## Begin Material for the task
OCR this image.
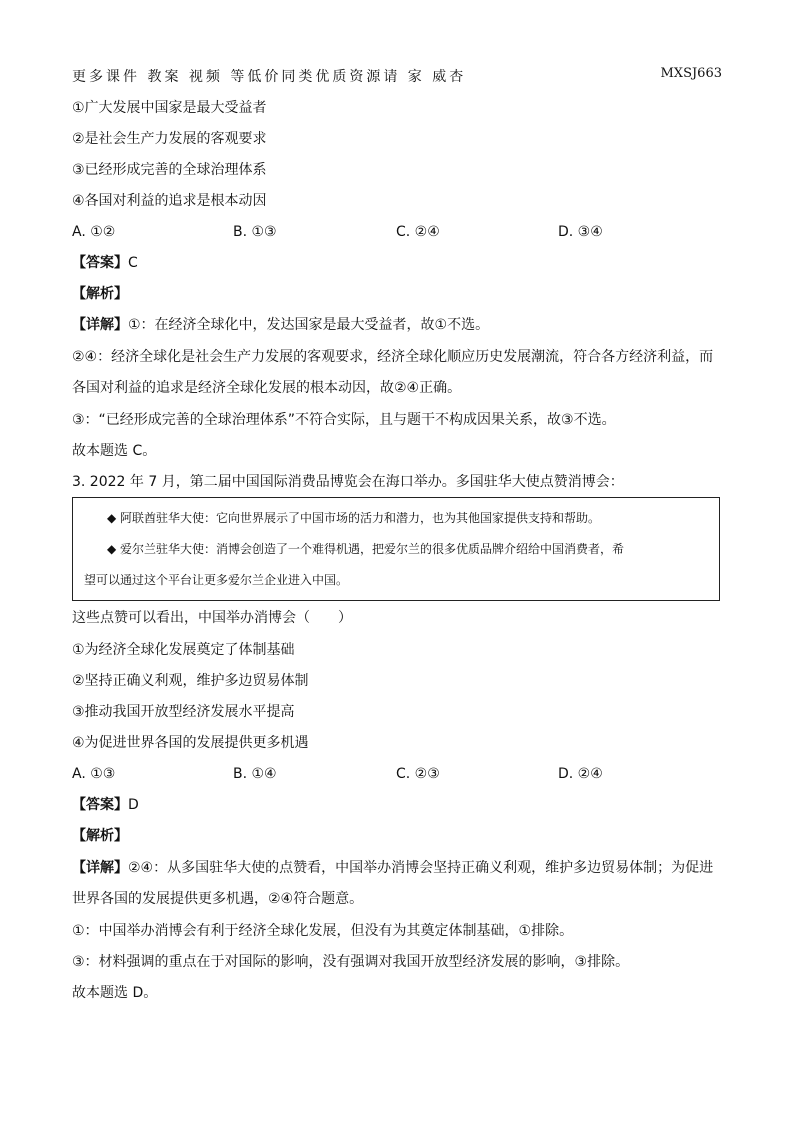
更多课件 教案 视频 等低价同类优质资源请 家 威杏	MXSJ663
①广大发展中国家是最大受益者
②是社会生产力发展的客观要求
③已经形成完善的全球治理体系
④各国对利益的追求是根本动因
A. ①②	B. ①③	C. ②④	D. ③④
【答案】C
【解析】
【详解】①：在经济全球化中，发达国家是最大受益者，故①不选。
②④：经济全球化是社会生产力发展的客观要求，经济全球化顺应历史发展潮流，符合各方经济利益，而
各国对利益的追求是经济全球化发展的根本动因，故②④正确。
③：“已经形成完善的全球治理体系”不符合实际，且与题干不构成因果关系，故③不选。
故本题选 C。
3. 2022 年 7 月，第二届中国国际消费品博览会在海口举办。多国驻华大使点赞消博会：
◆ 阿联酋驻华大使：它向世界展示了中国市场的活力和潜力，也为其他国家提供支持和帮助。
◆ 爱尔兰驻华大使：消博会创造了一个难得机遇，把爱尔兰的很多优质品牌介绍给中国消费者，希
望可以通过这个平台让更多爱尔兰企业进入中国。
这些点赞可以看出，中国举办消博会（　　）
①为经济全球化发展奠定了体制基础
②坚持正确义利观，维护多边贸易体制
③推动我国开放型经济发展水平提高
④为促进世界各国的发展提供更多机遇
A. ①③	B. ①④	C. ②③	D. ②④
【答案】D
【解析】
【详解】②④：从多国驻华大使的点赞看，中国举办消博会坚持正确义利观，维护多边贸易体制；为促进
世界各国的发展提供更多机遇，②④符合题意。
①：中国举办消博会有利于经济全球化发展，但没有为其奠定体制基础，①排除。
③：材料强调的重点在于对国际的影响，没有强调对我国开放型经济发展的影响，③排除。
故本题选 D。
## End Material for the task
Challenge:
Copy the whole of the material above exactly, but not its images.

Answer below:
OCR this image.
更多课件 教案 视频 等低价同类优质资源请 家 威杏	MXSJ663
①广大发展中国家是最大受益者
②是社会生产力发展的客观要求
③已经形成完善的全球治理体系
④各国对利益的追求是根本动因
A. ①②	B. ①③	C. ②④	D. ③④
【答案】C
【解析】
【详解】①：在经济全球化中，发达国家是最大受益者，故①不选。
②④：经济全球化是社会生产力发展的客观要求，经济全球化顺应历史发展潮流，符合各方经济利益，而
各国对利益的追求是经济全球化发展的根本动因，故②④正确。
③：“已经形成完善的全球治理体系”不符合实际，且与题干不构成因果关系，故③不选。
故本题选 C。
3. 2022 年 7 月，第二届中国国际消费品博览会在海口举办。多国驻华大使点赞消博会：
◆ 阿联酋驻华大使：它向世界展示了中国市场的活力和潜力，也为其他国家提供支持和帮助。
◆ 爱尔兰驻华大使：消博会创造了一个难得机遇，把爱尔兰的很多优质品牌介绍给中国消费者，希
望可以通过这个平台让更多爱尔兰企业进入中国。
这些点赞可以看出，中国举办消博会（　　）
①为经济全球化发展奠定了体制基础
②坚持正确义利观，维护多边贸易体制
③推动我国开放型经济发展水平提高
④为促进世界各国的发展提供更多机遇
A. ①③	B. ①④	C. ②③	D. ②④
【答案】D
【解析】
【详解】②④：从多国驻华大使的点赞看，中国举办消博会坚持正确义利观，维护多边贸易体制；为促进
世界各国的发展提供更多机遇，②④符合题意。
①：中国举办消博会有利于经济全球化发展，但没有为其奠定体制基础，①排除。
③：材料强调的重点在于对国际的影响，没有强调对我国开放型经济发展的影响，③排除。
故本题选 D。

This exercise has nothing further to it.